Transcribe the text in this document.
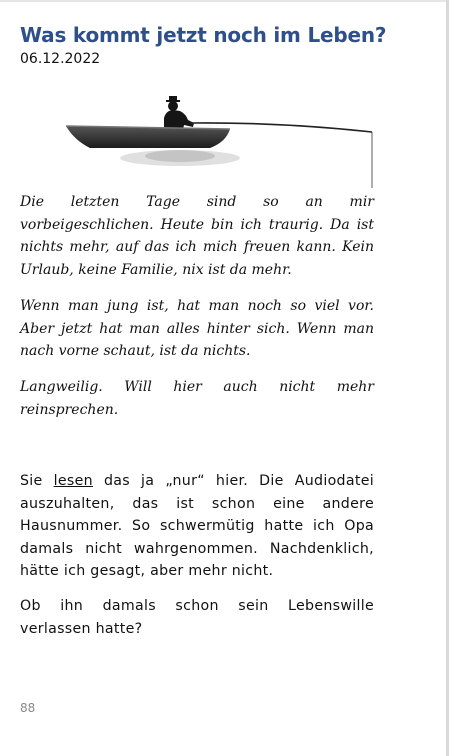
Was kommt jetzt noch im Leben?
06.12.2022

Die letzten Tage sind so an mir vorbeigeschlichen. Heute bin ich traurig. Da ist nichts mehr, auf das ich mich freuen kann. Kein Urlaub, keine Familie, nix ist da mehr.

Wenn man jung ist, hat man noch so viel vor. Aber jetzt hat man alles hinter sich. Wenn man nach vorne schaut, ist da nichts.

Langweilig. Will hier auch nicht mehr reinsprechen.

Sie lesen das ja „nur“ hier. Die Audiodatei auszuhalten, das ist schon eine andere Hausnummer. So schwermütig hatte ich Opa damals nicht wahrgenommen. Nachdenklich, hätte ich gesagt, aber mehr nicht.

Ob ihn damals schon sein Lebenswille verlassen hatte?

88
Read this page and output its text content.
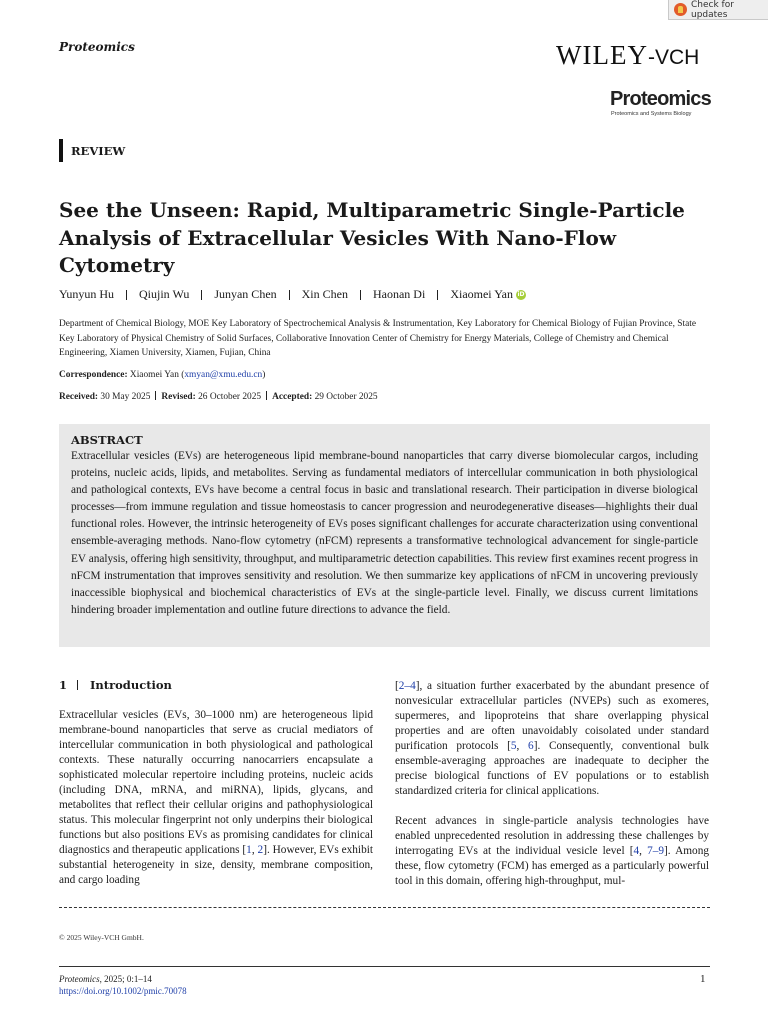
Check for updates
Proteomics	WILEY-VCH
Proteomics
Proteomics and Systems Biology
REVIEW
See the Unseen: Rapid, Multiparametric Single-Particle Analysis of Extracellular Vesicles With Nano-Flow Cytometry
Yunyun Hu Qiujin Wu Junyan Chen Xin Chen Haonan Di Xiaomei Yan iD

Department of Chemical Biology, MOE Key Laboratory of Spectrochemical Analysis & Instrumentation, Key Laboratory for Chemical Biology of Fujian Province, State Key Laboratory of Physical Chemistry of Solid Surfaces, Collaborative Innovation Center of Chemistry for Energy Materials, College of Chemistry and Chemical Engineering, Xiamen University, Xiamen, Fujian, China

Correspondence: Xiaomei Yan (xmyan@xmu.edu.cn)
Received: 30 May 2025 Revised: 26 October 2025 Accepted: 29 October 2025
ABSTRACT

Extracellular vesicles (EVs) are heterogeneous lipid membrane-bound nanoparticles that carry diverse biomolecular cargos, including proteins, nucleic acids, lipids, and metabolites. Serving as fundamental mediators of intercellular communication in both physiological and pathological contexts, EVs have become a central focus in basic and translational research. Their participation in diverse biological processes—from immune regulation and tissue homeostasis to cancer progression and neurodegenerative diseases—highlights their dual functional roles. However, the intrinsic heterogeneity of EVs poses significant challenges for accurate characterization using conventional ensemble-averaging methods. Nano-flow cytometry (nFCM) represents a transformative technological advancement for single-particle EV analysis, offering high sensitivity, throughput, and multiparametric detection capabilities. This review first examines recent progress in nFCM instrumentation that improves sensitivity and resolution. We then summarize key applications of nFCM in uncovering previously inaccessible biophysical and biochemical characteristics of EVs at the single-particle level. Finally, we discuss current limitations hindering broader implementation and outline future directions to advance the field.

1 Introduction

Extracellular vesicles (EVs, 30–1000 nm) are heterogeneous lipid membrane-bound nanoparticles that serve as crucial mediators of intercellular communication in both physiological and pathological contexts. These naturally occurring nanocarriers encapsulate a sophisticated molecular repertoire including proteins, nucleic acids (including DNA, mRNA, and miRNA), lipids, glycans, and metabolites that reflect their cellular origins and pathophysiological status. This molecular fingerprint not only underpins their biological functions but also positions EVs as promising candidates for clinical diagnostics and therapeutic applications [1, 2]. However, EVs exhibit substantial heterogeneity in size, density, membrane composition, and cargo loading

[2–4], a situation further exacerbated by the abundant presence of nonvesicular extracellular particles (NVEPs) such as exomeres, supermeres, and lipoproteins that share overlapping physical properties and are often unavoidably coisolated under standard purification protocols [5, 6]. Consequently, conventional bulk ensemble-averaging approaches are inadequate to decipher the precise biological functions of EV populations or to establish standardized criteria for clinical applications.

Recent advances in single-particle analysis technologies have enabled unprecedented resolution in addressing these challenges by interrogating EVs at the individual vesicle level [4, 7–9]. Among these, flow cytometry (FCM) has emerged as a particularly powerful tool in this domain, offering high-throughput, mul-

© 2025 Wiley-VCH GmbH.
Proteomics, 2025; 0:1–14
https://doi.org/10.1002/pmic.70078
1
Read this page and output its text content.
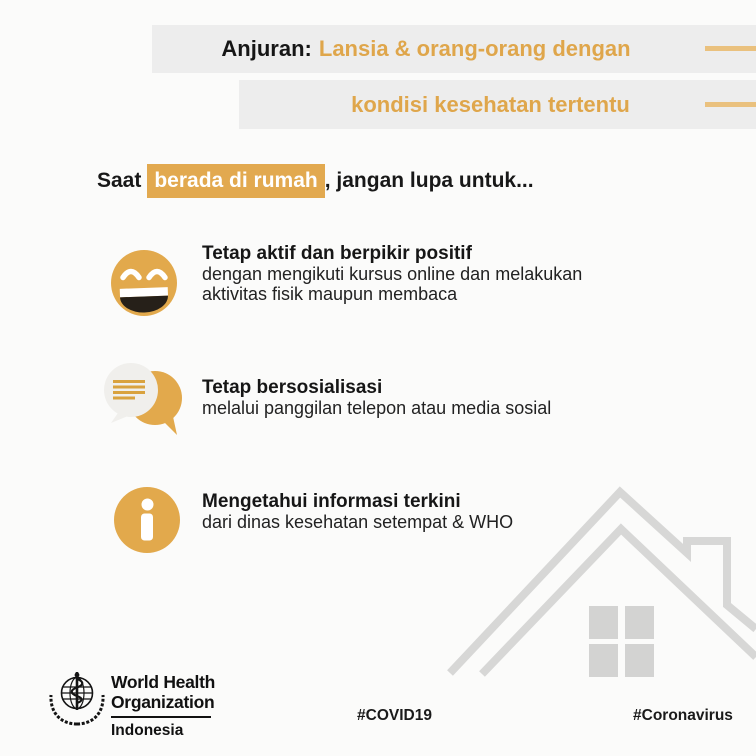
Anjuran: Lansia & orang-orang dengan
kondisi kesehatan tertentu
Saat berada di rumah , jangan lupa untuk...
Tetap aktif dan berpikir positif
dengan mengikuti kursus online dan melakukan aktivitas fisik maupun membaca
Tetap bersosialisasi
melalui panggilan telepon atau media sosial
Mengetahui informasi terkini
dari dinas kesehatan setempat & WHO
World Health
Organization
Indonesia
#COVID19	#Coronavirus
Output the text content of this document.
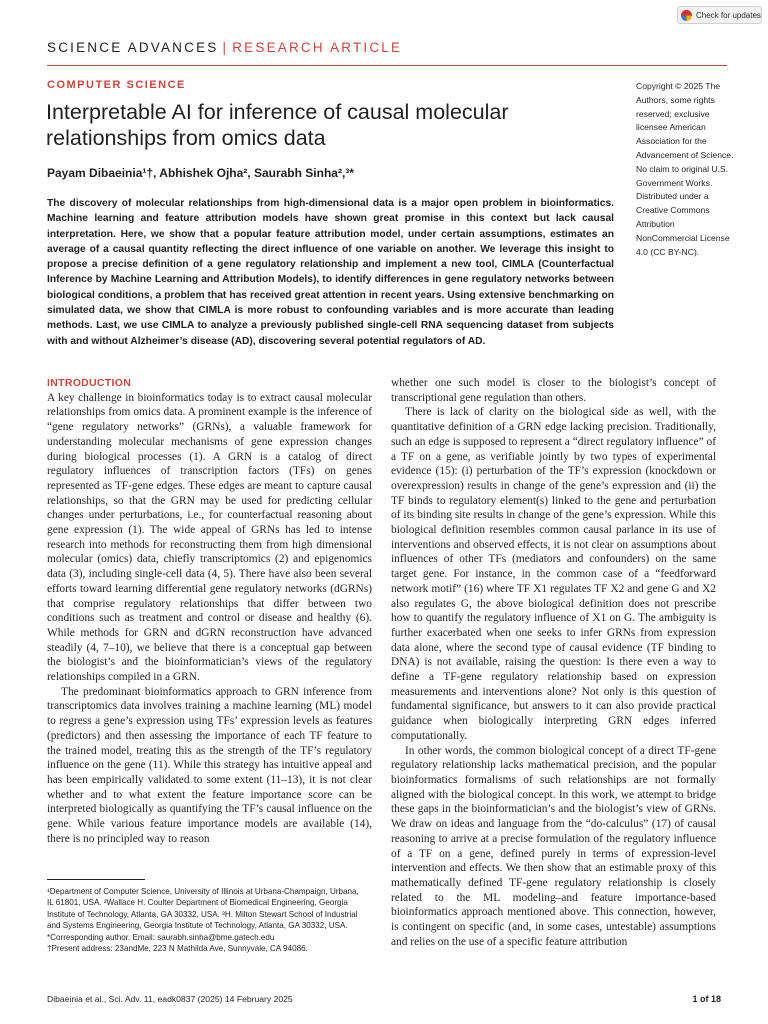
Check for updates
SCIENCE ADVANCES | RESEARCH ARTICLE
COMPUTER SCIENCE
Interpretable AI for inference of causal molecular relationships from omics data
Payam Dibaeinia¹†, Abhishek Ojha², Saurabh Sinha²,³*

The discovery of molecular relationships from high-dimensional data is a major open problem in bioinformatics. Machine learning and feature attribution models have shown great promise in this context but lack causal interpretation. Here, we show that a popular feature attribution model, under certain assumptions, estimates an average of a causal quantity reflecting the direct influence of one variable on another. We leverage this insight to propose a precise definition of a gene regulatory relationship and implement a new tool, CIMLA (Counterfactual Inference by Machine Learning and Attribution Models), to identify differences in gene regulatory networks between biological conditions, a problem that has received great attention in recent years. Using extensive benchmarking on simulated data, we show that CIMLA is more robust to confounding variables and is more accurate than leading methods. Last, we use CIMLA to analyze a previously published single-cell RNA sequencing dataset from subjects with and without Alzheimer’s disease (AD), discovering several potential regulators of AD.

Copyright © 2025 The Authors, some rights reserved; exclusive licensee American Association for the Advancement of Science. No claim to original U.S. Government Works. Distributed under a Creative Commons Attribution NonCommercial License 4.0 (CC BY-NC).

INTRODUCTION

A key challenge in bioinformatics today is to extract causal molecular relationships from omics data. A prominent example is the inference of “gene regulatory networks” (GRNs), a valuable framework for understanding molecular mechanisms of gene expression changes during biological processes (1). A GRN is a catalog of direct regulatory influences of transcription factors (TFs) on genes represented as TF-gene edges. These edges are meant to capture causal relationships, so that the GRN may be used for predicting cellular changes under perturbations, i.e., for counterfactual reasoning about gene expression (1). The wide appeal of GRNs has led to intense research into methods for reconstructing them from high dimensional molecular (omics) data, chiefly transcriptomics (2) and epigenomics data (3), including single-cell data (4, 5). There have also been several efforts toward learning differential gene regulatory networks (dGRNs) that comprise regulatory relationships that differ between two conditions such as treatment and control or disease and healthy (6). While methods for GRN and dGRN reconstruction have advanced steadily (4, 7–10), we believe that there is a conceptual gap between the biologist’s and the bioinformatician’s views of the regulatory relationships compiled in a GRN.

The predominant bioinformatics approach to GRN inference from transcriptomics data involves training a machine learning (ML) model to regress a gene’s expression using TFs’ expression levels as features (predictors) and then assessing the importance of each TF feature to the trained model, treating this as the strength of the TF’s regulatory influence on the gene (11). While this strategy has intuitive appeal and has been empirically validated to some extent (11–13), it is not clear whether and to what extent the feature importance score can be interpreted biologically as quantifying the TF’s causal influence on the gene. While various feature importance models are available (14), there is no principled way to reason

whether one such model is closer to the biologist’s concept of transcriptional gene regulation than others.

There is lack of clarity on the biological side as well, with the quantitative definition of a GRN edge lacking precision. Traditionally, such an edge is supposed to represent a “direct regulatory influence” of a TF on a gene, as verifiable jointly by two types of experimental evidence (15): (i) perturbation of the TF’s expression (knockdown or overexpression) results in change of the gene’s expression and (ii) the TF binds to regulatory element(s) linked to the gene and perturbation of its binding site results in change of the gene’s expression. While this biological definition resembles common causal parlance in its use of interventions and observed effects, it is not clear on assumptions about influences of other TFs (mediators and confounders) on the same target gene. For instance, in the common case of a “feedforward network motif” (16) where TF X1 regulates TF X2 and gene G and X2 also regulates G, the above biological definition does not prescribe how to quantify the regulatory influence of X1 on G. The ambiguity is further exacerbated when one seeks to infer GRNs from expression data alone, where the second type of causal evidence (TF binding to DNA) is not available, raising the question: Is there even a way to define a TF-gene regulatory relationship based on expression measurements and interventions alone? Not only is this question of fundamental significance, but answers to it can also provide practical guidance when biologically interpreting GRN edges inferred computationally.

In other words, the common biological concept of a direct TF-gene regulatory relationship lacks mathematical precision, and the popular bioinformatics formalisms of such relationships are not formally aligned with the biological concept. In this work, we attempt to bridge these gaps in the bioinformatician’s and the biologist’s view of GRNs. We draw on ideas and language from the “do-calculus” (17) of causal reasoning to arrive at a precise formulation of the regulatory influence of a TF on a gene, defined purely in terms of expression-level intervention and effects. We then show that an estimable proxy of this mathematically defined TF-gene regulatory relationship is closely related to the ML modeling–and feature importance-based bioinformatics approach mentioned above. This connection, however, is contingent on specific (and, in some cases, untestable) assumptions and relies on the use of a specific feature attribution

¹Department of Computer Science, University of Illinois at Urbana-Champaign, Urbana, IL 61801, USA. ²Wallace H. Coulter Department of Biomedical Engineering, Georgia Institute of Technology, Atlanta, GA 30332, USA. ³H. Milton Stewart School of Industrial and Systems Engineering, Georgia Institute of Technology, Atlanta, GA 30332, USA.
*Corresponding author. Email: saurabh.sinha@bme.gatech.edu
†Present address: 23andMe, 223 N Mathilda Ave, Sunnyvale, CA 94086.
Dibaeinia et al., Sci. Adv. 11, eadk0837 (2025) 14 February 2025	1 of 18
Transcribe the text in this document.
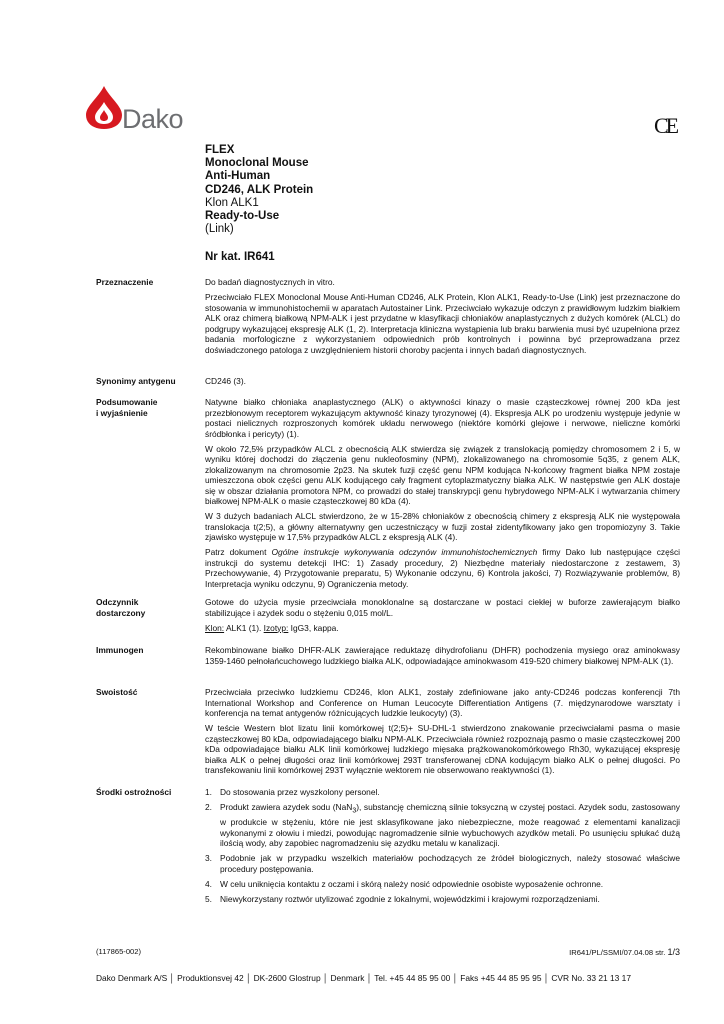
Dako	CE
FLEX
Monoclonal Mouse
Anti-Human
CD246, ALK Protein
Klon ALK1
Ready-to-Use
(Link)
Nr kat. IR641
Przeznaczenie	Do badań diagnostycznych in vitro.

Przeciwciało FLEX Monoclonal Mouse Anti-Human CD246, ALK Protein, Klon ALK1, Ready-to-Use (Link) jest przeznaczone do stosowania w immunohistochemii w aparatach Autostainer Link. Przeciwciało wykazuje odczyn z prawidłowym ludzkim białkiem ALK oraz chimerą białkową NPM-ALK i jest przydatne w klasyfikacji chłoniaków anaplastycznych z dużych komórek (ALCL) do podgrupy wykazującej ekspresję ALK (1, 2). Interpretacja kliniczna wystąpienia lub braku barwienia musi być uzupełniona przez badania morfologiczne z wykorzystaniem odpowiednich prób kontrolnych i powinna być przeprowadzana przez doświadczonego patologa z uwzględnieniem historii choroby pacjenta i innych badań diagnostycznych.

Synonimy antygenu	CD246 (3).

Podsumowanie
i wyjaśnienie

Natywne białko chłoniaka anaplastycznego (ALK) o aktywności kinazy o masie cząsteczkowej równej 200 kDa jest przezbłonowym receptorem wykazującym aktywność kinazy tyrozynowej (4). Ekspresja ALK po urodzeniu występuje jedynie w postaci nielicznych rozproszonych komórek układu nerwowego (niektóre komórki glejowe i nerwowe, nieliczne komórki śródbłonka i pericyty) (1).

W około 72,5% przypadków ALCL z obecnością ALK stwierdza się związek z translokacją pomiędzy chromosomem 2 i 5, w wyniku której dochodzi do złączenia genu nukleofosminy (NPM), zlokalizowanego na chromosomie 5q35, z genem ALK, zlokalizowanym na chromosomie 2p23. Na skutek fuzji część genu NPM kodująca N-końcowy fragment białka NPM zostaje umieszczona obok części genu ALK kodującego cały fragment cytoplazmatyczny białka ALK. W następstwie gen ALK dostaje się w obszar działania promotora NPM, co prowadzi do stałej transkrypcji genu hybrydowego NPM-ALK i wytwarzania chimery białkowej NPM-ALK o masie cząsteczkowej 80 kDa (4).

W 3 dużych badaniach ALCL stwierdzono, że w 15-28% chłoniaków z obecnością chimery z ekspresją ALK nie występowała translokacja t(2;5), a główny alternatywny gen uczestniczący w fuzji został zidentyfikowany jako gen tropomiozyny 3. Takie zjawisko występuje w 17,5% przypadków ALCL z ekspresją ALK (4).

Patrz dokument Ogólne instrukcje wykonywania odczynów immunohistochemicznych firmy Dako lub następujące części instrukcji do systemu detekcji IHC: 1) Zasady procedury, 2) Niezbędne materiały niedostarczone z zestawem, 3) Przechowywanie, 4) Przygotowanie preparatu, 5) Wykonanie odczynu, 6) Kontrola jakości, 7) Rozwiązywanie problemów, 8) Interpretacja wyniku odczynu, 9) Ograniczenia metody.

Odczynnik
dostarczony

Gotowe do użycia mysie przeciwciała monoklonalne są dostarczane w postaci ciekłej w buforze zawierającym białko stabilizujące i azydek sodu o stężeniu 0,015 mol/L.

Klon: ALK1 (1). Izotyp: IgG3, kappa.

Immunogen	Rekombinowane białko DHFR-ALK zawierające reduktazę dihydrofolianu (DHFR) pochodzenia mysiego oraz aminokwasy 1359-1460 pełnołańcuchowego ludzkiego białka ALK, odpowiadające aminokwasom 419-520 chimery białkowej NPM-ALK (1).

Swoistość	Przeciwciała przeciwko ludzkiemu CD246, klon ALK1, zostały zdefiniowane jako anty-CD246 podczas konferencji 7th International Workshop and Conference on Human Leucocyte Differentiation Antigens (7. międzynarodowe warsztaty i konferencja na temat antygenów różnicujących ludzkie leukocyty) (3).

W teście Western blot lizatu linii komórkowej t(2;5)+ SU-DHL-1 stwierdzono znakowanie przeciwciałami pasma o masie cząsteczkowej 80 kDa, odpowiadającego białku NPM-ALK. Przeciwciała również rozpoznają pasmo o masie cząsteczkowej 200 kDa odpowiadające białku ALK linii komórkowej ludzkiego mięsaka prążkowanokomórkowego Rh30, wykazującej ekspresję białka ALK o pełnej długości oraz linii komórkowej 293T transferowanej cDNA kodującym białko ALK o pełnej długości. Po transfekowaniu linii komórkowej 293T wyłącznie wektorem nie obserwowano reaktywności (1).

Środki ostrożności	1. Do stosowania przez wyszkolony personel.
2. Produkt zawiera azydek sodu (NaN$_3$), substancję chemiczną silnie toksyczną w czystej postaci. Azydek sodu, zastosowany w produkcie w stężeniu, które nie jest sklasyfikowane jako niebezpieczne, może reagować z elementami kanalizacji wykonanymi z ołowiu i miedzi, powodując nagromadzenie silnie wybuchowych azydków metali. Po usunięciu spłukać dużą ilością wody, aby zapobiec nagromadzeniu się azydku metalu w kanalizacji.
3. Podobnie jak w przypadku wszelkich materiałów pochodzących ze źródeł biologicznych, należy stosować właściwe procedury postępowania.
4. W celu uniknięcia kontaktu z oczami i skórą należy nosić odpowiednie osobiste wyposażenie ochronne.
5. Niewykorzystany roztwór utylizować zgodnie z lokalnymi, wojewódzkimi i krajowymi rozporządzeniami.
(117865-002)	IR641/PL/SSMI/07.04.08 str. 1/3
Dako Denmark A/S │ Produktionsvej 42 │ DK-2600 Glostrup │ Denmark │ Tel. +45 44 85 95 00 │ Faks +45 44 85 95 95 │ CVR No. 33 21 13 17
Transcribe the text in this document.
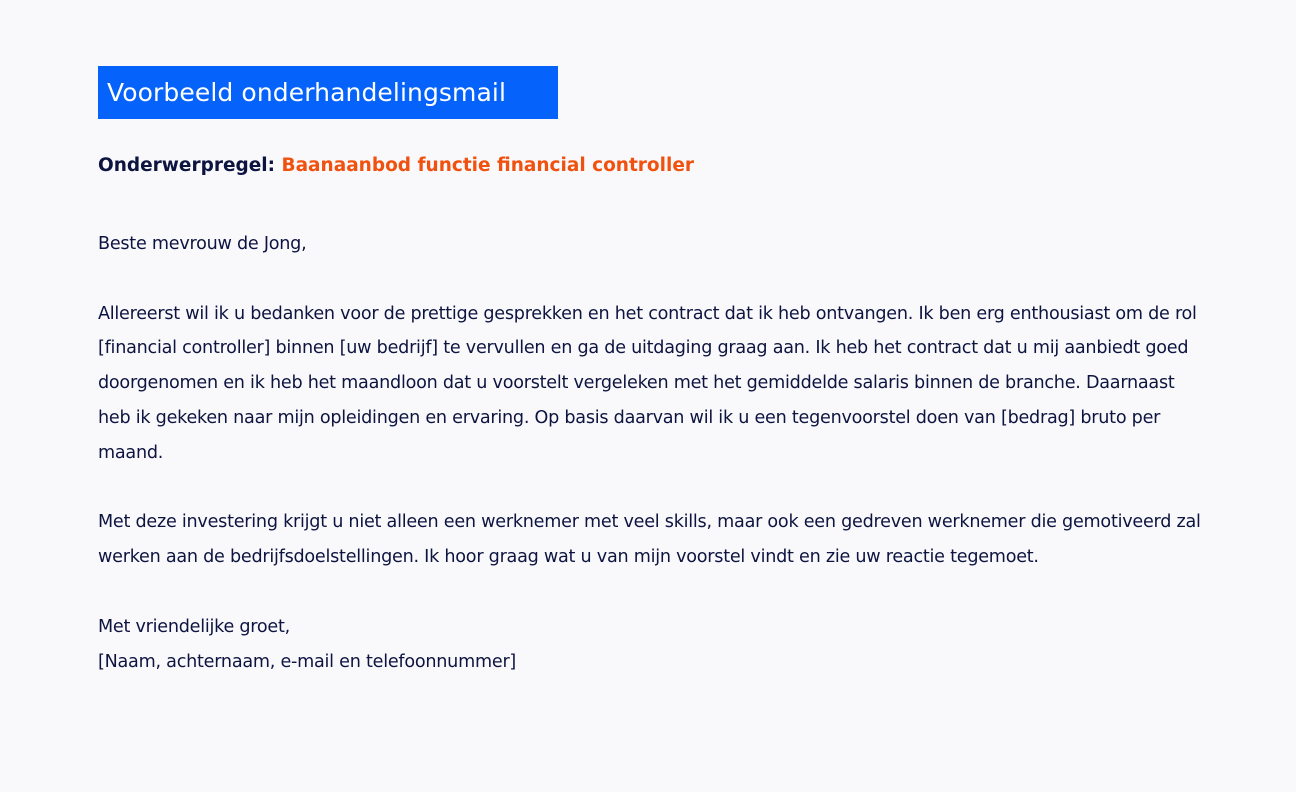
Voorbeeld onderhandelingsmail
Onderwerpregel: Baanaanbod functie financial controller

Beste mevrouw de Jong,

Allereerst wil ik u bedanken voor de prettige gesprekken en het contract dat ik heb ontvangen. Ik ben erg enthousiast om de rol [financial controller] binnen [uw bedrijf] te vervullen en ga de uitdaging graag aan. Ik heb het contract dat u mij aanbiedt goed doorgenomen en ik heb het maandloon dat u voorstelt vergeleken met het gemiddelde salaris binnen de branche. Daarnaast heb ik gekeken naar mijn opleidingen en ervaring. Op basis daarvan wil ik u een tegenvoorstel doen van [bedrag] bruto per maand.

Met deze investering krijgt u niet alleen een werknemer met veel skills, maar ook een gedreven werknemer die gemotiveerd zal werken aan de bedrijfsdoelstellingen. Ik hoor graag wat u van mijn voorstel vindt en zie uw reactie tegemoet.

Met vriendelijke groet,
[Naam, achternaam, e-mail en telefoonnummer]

::::

Task goal
For each line in the records that holds "hatte", show that line as it stands.

Answer below
Sie lesen das ja „nur“ hier. Die Audiodatei auszuhalten, das ist schon eine andere Hausnummer. So schwermütig hatte ich Opa damals nicht wahrgenommen. Nachdenklich, hätte ich gesagt, aber mehr nicht.
Ob ihn damals schon sein Lebenswille verlassen hatte?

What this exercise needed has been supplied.